— START OF RECORD EXTRACTS —

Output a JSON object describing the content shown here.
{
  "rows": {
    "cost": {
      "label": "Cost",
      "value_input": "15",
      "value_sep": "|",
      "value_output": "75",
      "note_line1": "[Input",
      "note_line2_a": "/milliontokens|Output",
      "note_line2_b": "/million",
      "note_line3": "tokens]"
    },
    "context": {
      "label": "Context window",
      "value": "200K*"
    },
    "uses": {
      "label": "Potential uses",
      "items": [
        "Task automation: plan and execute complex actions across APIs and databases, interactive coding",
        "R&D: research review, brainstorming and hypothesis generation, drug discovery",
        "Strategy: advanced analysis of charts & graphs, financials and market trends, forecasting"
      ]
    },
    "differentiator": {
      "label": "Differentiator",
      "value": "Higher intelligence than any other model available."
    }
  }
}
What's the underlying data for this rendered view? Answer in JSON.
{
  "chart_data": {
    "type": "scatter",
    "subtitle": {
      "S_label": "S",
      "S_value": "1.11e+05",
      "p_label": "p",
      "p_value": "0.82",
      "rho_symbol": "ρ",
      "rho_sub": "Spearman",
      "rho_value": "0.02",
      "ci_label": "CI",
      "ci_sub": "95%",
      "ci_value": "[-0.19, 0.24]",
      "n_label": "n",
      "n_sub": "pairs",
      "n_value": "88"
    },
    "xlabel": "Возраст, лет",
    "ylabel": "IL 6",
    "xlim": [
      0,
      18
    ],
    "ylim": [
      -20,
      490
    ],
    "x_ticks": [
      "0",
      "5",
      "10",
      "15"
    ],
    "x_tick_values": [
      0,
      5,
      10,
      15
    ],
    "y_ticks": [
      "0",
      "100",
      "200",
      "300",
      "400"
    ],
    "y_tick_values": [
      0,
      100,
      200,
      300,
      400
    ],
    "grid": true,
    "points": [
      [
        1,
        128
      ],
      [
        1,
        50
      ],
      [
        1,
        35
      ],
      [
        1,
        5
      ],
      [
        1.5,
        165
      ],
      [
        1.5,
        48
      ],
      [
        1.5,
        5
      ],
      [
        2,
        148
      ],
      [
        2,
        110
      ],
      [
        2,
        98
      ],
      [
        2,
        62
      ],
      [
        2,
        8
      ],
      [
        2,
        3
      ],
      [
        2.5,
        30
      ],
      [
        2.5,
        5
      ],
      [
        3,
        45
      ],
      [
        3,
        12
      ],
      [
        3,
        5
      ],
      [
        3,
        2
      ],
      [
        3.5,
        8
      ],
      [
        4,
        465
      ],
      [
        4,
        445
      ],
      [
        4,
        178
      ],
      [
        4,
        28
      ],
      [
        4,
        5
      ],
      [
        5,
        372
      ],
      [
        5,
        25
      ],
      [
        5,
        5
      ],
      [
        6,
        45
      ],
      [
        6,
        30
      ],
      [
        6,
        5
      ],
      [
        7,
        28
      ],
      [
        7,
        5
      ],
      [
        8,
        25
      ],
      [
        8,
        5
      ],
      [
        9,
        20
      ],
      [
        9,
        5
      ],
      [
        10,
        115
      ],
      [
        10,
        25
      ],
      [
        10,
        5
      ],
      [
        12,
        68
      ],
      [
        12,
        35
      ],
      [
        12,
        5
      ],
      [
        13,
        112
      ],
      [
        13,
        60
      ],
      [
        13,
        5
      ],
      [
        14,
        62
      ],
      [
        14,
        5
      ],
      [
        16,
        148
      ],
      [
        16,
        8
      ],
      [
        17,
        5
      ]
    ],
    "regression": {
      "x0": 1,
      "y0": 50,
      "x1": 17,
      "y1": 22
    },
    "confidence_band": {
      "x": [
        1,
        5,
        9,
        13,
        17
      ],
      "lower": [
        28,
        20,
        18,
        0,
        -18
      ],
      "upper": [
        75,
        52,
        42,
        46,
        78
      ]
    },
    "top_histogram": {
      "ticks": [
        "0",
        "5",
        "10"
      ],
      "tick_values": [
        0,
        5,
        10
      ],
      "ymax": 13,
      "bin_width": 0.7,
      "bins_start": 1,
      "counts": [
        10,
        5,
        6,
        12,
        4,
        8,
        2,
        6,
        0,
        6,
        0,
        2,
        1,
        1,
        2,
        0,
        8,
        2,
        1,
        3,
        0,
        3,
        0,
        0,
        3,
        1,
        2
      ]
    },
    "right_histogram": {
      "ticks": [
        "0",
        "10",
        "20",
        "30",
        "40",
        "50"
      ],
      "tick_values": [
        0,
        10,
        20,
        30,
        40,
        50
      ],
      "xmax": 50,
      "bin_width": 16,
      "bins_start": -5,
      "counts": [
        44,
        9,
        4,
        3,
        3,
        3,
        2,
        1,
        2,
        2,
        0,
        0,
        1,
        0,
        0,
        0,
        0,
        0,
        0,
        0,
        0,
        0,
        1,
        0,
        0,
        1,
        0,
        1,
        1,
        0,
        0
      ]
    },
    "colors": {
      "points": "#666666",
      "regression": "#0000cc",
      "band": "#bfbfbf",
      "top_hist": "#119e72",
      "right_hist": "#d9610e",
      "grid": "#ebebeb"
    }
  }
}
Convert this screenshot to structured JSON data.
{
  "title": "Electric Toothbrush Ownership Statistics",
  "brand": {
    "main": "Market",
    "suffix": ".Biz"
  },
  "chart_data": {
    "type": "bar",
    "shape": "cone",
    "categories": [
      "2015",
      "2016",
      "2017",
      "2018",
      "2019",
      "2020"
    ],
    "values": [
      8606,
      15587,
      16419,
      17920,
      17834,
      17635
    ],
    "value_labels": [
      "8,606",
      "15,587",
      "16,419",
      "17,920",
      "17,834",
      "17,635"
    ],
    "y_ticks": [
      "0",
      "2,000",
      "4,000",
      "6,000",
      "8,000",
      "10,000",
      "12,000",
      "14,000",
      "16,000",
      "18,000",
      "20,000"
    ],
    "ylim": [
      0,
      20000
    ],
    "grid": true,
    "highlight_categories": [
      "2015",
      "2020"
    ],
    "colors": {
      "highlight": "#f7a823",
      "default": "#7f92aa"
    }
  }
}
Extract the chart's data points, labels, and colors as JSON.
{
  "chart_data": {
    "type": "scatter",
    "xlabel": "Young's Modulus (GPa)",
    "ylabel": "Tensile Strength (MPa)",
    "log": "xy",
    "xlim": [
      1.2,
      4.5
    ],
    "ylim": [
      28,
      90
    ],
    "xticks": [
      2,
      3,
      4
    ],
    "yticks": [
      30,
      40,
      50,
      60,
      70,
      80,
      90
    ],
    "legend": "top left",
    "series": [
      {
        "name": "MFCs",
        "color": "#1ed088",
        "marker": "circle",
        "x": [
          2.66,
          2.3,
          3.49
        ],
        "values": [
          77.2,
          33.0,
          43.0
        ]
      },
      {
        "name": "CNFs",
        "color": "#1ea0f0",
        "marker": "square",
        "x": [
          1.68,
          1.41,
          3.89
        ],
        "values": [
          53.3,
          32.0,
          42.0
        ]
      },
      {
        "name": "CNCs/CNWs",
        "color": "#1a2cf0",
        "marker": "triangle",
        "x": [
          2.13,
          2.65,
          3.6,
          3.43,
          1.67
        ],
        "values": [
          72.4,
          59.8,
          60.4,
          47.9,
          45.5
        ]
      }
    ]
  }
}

— END OF RECORD EXTRACTS —

- [JOB] Return what is listed above, exactly and completely.

- [TASK ANSWER]
Output a JSON object describing the content shown here.
{
  "rows": {
    "cost": {
      "label": "Cost",
      "value_input": "15",
      "value_sep": "|",
      "value_output": "75",
      "note_line1": "[Input",
      "note_line2_a": "/milliontokens|Output",
      "note_line2_b": "/million",
      "note_line3": "tokens]"
    },
    "context": {
      "label": "Context window",
      "value": "200K*"
    },
    "uses": {
      "label": "Potential uses",
      "items": [
        "Task automation: plan and execute complex actions across APIs and databases, interactive coding",
        "R&D: research review, brainstorming and hypothesis generation, drug discovery",
        "Strategy: advanced analysis of charts & graphs, financials and market trends, forecasting"
      ]
    },
    "differentiator": {
      "label": "Differentiator",
      "value": "Higher intelligence than any other model available."
    }
  }
}
What's the underlying data for this rendered view? Answer in JSON.
{
  "chart_data": {
    "type": "scatter",
    "subtitle": {
      "S_label": "S",
      "S_value": "1.11e+05",
      "p_label": "p",
      "p_value": "0.82",
      "rho_symbol": "ρ",
      "rho_sub": "Spearman",
      "rho_value": "0.02",
      "ci_label": "CI",
      "ci_sub": "95%",
      "ci_value": "[-0.19, 0.24]",
      "n_label": "n",
      "n_sub": "pairs",
      "n_value": "88"
    },
    "xlabel": "Возраст, лет",
    "ylabel": "IL 6",
    "xlim": [
      0,
      18
    ],
    "ylim": [
      -20,
      490
    ],
    "x_ticks": [
      "0",
      "5",
      "10",
      "15"
    ],
    "x_tick_values": [
      0,
      5,
      10,
      15
    ],
    "y_ticks": [
      "0",
      "100",
      "200",
      "300",
      "400"
    ],
    "y_tick_values": [
      0,
      100,
      200,
      300,
      400
    ],
    "grid": true,
    "points": [
      [
        1,
        128
      ],
      [
        1,
        50
      ],
      [
        1,
        35
      ],
      [
        1,
        5
      ],
      [
        1.5,
        165
      ],
      [
        1.5,
        48
      ],
      [
        1.5,
        5
      ],
      [
        2,
        148
      ],
      [
        2,
        110
      ],
      [
        2,
        98
      ],
      [
        2,
        62
      ],
      [
        2,
        8
      ],
      [
        2,
        3
      ],
      [
        2.5,
        30
      ],
      [
        2.5,
        5
      ],
      [
        3,
        45
      ],
      [
        3,
        12
      ],
      [
        3,
        5
      ],
      [
        3,
        2
      ],
      [
        3.5,
        8
      ],
      [
        4,
        465
      ],
      [
        4,
        445
      ],
      [
        4,
        178
      ],
      [
        4,
        28
      ],
      [
        4,
        5
      ],
      [
        5,
        372
      ],
      [
        5,
        25
      ],
      [
        5,
        5
      ],
      [
        6,
        45
      ],
      [
        6,
        30
      ],
      [
        6,
        5
      ],
      [
        7,
        28
      ],
      [
        7,
        5
      ],
      [
        8,
        25
      ],
      [
        8,
        5
      ],
      [
        9,
        20
      ],
      [
        9,
        5
      ],
      [
        10,
        115
      ],
      [
        10,
        25
      ],
      [
        10,
        5
      ],
      [
        12,
        68
      ],
      [
        12,
        35
      ],
      [
        12,
        5
      ],
      [
        13,
        112
      ],
      [
        13,
        60
      ],
      [
        13,
        5
      ],
      [
        14,
        62
      ],
      [
        14,
        5
      ],
      [
        16,
        148
      ],
      [
        16,
        8
      ],
      [
        17,
        5
      ]
    ],
    "regression": {
      "x0": 1,
      "y0": 50,
      "x1": 17,
      "y1": 22
    },
    "confidence_band": {
      "x": [
        1,
        5,
        9,
        13,
        17
      ],
      "lower": [
        28,
        20,
        18,
        0,
        -18
      ],
      "upper": [
        75,
        52,
        42,
        46,
        78
      ]
    },
    "top_histogram": {
      "ticks": [
        "0",
        "5",
        "10"
      ],
      "tick_values": [
        0,
        5,
        10
      ],
      "ymax": 13,
      "bin_width": 0.7,
      "bins_start": 1,
      "counts": [
        10,
        5,
        6,
        12,
        4,
        8,
        2,
        6,
        0,
        6,
        0,
        2,
        1,
        1,
        2,
        0,
        8,
        2,
        1,
        3,
        0,
        3,
        0,
        0,
        3,
        1,
        2
      ]
    },
    "right_histogram": {
      "ticks": [
        "0",
        "10",
        "20",
        "30",
        "40",
        "50"
      ],
      "tick_values": [
        0,
        10,
        20,
        30,
        40,
        50
      ],
      "xmax": 50,
      "bin_width": 16,
      "bins_start": -5,
      "counts": [
        44,
        9,
        4,
        3,
        3,
        3,
        2,
        1,
        2,
        2,
        0,
        0,
        1,
        0,
        0,
        0,
        0,
        0,
        0,
        0,
        0,
        0,
        1,
        0,
        0,
        1,
        0,
        1,
        1,
        0,
        0
      ]
    },
    "colors": {
      "points": "#666666",
      "regression": "#0000cc",
      "band": "#bfbfbf",
      "top_hist": "#119e72",
      "right_hist": "#d9610e",
      "grid": "#ebebeb"
    }
  }
}
Convert this screenshot to structured JSON data.
{
  "title": "Electric Toothbrush Ownership Statistics",
  "brand": {
    "main": "Market",
    "suffix": ".Biz"
  },
  "chart_data": {
    "type": "bar",
    "shape": "cone",
    "categories": [
      "2015",
      "2016",
      "2017",
      "2018",
      "2019",
      "2020"
    ],
    "values": [
      8606,
      15587,
      16419,
      17920,
      17834,
      17635
    ],
    "value_labels": [
      "8,606",
      "15,587",
      "16,419",
      "17,920",
      "17,834",
      "17,635"
    ],
    "y_ticks": [
      "0",
      "2,000",
      "4,000",
      "6,000",
      "8,000",
      "10,000",
      "12,000",
      "14,000",
      "16,000",
      "18,000",
      "20,000"
    ],
    "ylim": [
      0,
      20000
    ],
    "grid": true,
    "highlight_categories": [
      "2015",
      "2020"
    ],
    "colors": {
      "highlight": "#f7a823",
      "default": "#7f92aa"
    }
  }
}
Extract the chart's data points, labels, and colors as JSON.
{
  "chart_data": {
    "type": "scatter",
    "xlabel": "Young's Modulus (GPa)",
    "ylabel": "Tensile Strength (MPa)",
    "log": "xy",
    "xlim": [
      1.2,
      4.5
    ],
    "ylim": [
      28,
      90
    ],
    "xticks": [
      2,
      3,
      4
    ],
    "yticks": [
      30,
      40,
      50,
      60,
      70,
      80,
      90
    ],
    "legend": "top left",
    "series": [
      {
        "name": "MFCs",
        "color": "#1ed088",
        "marker": "circle",
        "x": [
          2.66,
          2.3,
          3.49
        ],
        "values": [
          77.2,
          33.0,
          43.0
        ]
      },
      {
        "name": "CNFs",
        "color": "#1ea0f0",
        "marker": "square",
        "x": [
          1.68,
          1.41,
          3.89
        ],
        "values": [
          53.3,
          32.0,
          42.0
        ]
      },
      {
        "name": "CNCs/CNWs",
        "color": "#1a2cf0",
        "marker": "triangle",
        "x": [
          2.13,
          2.65,
          3.6,
          3.43,
          1.67
        ],
        "values": [
          72.4,
          59.8,
          60.4,
          47.9,
          45.5
        ]
      }
    ]
  }
}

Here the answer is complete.